(Data excerpts)
◇ ◇ ◇ ◇ ◇ ◇ ◇
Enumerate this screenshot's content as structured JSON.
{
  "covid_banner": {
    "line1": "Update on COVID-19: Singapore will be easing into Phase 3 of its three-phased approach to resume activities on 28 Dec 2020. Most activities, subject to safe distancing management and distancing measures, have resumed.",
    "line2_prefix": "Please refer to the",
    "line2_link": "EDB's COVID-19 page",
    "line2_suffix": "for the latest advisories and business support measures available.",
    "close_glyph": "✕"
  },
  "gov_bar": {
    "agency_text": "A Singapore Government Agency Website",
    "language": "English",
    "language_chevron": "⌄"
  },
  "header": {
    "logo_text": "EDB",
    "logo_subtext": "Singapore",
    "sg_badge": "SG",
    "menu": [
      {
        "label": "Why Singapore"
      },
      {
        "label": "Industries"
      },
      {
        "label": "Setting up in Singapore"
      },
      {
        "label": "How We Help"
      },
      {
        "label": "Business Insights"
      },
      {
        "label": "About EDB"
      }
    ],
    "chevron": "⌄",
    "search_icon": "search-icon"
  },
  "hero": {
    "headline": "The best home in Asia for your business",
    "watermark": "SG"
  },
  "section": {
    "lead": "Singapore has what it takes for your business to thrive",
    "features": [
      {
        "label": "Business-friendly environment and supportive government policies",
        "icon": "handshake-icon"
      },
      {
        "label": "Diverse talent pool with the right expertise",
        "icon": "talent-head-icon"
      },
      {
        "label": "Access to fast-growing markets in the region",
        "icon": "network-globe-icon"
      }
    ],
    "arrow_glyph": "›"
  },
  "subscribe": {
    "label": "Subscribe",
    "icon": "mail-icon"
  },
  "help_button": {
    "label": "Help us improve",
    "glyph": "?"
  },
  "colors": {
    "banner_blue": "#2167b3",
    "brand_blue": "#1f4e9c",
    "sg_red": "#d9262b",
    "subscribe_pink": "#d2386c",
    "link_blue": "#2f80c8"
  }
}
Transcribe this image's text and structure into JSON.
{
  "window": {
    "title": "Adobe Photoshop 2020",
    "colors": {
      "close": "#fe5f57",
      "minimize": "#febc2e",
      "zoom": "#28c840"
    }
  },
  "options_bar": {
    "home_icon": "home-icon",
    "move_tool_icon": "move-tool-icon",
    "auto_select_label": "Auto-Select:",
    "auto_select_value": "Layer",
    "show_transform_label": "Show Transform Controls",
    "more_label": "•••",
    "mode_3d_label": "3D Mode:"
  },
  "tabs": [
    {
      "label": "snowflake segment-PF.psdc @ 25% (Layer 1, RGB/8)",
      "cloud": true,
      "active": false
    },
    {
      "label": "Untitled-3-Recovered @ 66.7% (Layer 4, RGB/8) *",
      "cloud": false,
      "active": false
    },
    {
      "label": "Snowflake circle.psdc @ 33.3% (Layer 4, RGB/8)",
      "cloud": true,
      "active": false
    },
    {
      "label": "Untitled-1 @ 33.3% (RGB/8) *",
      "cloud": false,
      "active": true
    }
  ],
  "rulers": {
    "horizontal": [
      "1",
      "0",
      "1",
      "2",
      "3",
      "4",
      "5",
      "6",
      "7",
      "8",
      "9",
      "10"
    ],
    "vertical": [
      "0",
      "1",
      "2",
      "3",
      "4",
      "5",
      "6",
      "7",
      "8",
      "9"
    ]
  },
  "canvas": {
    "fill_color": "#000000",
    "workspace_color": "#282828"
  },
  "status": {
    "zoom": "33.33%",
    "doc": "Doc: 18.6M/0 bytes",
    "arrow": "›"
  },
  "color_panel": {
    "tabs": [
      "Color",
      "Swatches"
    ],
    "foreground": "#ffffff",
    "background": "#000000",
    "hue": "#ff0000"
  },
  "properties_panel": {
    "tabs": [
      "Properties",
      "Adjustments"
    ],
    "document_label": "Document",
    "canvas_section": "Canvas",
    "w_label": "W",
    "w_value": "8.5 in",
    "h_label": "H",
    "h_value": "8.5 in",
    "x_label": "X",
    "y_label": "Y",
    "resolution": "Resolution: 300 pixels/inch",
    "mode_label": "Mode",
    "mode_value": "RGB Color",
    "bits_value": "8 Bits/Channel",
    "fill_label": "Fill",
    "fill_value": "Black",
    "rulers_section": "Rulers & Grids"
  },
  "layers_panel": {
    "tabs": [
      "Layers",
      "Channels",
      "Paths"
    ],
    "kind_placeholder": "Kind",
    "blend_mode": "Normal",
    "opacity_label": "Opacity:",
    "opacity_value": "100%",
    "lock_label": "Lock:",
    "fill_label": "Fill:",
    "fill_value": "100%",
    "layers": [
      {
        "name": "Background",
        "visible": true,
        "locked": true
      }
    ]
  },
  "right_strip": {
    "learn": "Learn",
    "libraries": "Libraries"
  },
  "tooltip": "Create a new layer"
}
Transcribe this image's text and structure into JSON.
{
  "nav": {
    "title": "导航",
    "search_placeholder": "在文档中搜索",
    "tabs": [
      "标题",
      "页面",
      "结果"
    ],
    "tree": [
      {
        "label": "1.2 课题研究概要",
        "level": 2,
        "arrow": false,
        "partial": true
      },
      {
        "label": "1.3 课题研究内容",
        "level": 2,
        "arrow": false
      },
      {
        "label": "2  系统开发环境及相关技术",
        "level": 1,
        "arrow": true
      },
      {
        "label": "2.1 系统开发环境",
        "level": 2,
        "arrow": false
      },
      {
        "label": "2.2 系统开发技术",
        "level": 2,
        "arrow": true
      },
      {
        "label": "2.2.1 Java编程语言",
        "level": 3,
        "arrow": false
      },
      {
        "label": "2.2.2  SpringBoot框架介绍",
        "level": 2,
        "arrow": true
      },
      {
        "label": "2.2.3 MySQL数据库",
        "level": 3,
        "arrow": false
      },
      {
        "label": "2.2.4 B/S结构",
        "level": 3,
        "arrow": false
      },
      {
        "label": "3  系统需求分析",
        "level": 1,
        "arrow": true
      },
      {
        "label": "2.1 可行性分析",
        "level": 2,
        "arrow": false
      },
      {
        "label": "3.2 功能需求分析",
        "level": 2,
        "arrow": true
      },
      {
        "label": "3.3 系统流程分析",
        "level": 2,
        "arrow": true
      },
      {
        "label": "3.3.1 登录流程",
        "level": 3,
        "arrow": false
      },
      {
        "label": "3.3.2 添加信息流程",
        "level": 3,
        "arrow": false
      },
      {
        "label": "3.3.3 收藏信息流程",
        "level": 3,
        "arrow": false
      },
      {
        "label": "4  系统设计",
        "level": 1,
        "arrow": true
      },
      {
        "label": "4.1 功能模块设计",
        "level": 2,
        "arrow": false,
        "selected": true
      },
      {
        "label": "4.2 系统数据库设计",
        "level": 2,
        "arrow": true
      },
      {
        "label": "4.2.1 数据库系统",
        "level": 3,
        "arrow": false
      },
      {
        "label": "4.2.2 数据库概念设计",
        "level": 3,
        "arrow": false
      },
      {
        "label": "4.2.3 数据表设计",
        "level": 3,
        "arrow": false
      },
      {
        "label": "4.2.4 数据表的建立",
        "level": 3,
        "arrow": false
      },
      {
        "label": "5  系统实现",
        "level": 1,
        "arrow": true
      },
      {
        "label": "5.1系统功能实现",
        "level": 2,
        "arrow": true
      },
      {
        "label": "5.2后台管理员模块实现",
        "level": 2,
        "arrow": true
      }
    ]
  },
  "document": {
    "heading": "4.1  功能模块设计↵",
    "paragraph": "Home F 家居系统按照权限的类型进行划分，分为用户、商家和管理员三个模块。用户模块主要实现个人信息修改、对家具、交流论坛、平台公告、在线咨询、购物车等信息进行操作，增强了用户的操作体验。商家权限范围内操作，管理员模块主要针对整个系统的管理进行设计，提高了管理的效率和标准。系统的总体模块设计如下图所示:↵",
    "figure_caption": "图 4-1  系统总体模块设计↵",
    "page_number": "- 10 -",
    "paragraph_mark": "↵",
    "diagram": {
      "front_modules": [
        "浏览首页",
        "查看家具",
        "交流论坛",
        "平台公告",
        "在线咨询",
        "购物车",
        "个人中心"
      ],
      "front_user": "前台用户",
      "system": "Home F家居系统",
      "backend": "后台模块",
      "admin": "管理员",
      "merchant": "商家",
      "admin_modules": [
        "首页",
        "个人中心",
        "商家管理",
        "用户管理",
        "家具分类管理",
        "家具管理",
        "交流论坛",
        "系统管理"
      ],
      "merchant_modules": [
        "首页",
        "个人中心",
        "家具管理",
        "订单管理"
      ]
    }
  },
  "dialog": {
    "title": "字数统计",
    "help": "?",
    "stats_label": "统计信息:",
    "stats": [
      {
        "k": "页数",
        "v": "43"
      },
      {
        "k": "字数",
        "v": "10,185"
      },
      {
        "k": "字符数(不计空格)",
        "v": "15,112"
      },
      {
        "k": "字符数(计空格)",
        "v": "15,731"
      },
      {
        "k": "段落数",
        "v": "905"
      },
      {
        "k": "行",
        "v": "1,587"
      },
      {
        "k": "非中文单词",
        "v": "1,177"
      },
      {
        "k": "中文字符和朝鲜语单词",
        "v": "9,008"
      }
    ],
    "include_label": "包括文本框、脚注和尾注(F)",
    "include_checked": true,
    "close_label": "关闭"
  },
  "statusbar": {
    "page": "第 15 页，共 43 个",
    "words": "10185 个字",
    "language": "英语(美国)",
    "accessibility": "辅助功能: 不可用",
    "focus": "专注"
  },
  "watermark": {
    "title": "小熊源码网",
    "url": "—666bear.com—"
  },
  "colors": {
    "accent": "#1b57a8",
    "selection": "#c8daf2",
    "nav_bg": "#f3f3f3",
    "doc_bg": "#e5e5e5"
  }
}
◇ ◇ ◇ ◇ ◇ ◇ ◇
## [SET EXERCISE]
Select from the material above each line in which the string "在线咨询" appears, and list those lines.

## [RESPONSE TO THE TASK]
    "paragraph": "Home F 家居系统按照权限的类型进行划分，分为用户、商家和管理员三个模块。用户模块主要实现个人信息修改、对家具、交流论坛、平台公告、在线咨询、购物车等信息进行操作，增强了用户的操作体验。商家权限范围内操作，管理员模块主要针对整个系统的管理进行设计，提高了管理的效率和标准。系统的总体模块设计如下图所示:↵",
        "在线咨询",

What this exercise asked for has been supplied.